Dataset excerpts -
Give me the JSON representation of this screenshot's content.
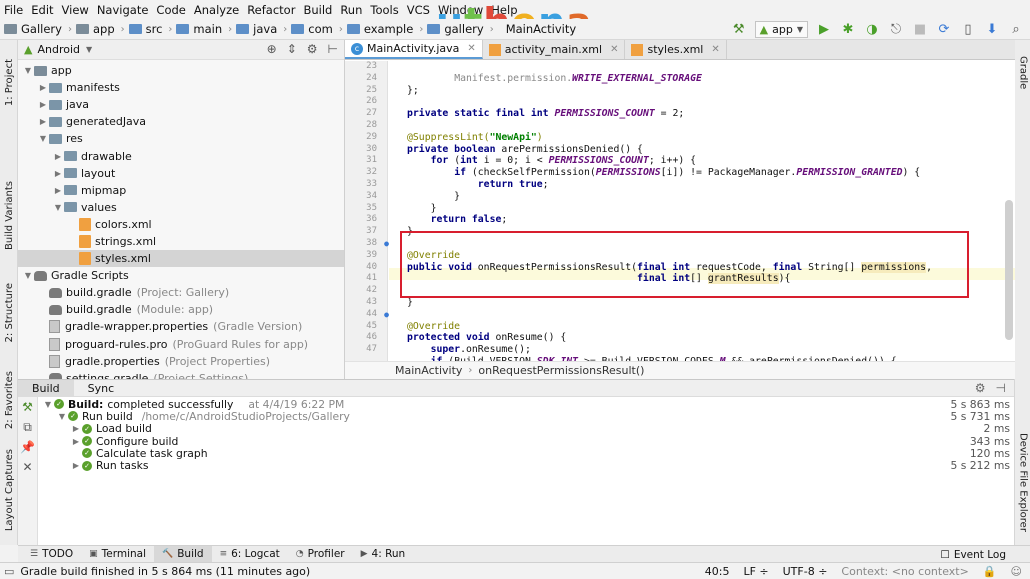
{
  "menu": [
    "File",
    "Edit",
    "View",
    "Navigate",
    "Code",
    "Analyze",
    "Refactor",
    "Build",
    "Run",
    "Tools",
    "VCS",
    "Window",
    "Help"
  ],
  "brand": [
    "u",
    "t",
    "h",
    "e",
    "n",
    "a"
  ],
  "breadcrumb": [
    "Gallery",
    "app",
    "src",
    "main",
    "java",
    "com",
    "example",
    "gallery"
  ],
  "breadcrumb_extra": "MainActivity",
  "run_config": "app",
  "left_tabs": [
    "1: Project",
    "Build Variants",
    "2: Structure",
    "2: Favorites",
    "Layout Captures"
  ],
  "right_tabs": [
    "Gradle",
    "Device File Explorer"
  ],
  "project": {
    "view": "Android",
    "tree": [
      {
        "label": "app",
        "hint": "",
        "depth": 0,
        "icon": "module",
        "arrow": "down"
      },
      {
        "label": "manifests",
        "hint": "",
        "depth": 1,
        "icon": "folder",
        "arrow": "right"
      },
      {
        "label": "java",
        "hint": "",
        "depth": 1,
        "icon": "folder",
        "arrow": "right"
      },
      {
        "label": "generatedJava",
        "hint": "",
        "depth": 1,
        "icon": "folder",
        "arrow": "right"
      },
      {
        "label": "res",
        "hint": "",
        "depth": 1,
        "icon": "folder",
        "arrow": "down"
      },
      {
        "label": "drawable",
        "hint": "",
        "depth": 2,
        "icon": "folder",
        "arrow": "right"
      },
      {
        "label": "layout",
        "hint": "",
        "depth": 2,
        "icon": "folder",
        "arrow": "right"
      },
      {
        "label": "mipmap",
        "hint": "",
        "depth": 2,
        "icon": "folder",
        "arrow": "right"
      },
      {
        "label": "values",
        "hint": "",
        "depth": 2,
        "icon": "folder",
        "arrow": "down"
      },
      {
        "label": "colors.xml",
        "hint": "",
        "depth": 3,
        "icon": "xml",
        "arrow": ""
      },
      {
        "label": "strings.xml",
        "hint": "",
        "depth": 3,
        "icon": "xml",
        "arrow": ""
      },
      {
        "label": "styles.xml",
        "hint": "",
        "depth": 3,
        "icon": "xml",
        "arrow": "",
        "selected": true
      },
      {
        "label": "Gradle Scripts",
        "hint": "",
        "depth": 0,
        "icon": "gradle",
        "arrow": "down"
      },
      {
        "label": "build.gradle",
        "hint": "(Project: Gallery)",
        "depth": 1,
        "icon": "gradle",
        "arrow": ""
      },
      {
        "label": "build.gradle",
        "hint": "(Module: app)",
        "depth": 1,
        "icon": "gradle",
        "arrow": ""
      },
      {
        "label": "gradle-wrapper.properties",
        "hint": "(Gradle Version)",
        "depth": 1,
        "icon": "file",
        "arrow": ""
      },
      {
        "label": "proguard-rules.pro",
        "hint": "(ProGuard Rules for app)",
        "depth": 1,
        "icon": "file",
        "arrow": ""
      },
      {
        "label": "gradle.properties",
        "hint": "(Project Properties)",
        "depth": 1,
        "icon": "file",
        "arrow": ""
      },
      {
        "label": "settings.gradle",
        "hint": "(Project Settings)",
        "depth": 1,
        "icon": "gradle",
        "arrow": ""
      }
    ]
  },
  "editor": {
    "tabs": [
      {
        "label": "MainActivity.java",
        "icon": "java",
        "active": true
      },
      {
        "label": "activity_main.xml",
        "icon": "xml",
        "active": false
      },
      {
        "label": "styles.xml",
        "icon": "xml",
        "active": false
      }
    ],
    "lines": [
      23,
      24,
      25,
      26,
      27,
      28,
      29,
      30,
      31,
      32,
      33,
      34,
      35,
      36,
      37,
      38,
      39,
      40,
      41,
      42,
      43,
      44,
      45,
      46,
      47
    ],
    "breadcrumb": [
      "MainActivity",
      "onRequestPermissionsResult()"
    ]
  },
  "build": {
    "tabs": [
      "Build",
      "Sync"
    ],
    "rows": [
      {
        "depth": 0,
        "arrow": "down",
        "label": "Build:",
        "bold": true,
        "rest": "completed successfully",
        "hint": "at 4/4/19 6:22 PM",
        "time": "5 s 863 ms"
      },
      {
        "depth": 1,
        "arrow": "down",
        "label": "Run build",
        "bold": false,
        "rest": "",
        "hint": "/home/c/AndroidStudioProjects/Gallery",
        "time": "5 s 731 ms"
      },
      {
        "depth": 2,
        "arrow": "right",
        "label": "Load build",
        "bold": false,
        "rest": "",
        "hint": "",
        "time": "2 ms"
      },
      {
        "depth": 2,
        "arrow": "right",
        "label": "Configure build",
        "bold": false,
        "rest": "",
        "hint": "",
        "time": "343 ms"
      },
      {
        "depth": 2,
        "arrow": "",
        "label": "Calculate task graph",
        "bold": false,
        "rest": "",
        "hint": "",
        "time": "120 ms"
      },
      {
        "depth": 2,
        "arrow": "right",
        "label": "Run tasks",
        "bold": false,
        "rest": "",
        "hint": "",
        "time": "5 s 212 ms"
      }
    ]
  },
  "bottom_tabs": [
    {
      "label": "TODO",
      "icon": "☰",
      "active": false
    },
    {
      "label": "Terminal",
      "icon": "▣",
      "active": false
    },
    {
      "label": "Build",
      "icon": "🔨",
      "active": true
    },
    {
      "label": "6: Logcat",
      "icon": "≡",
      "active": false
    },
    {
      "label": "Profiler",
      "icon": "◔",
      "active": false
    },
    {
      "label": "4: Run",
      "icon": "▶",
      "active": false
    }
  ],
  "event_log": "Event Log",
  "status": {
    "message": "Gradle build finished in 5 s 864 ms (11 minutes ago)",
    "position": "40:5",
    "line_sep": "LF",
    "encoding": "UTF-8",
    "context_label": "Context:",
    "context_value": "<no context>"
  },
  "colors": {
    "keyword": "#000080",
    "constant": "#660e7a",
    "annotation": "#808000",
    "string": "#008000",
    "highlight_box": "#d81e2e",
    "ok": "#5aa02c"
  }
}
* * *
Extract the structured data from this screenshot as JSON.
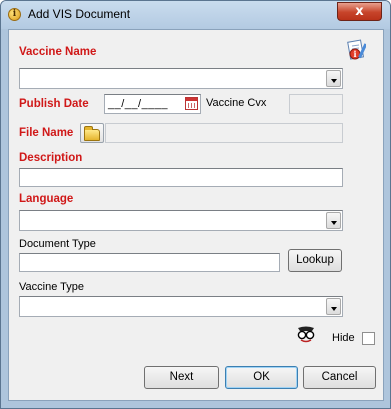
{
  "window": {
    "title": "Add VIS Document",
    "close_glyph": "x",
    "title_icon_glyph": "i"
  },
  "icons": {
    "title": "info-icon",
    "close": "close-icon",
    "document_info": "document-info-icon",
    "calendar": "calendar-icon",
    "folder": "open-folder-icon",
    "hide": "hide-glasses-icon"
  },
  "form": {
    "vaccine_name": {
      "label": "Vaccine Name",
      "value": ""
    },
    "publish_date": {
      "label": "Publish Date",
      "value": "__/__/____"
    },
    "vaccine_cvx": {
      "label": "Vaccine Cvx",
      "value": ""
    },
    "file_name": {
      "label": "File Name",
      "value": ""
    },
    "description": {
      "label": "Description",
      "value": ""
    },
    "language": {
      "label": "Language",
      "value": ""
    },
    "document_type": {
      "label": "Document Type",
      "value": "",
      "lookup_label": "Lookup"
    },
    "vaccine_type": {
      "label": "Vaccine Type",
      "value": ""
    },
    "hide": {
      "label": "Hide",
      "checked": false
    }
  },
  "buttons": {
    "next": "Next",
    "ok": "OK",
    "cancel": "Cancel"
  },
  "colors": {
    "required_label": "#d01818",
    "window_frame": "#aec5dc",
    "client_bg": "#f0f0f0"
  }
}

CHALLENGE - Select every line of the material above holding the word "time" and copy it.

WRITTEN ANSWER -
        "time": "5 s 863 ms"
        "time": "5 s 731 ms"
        "time": "2 ms"
        "time": "343 ms"
        "time": "120 ms"
        "time": "5 s 212 ms"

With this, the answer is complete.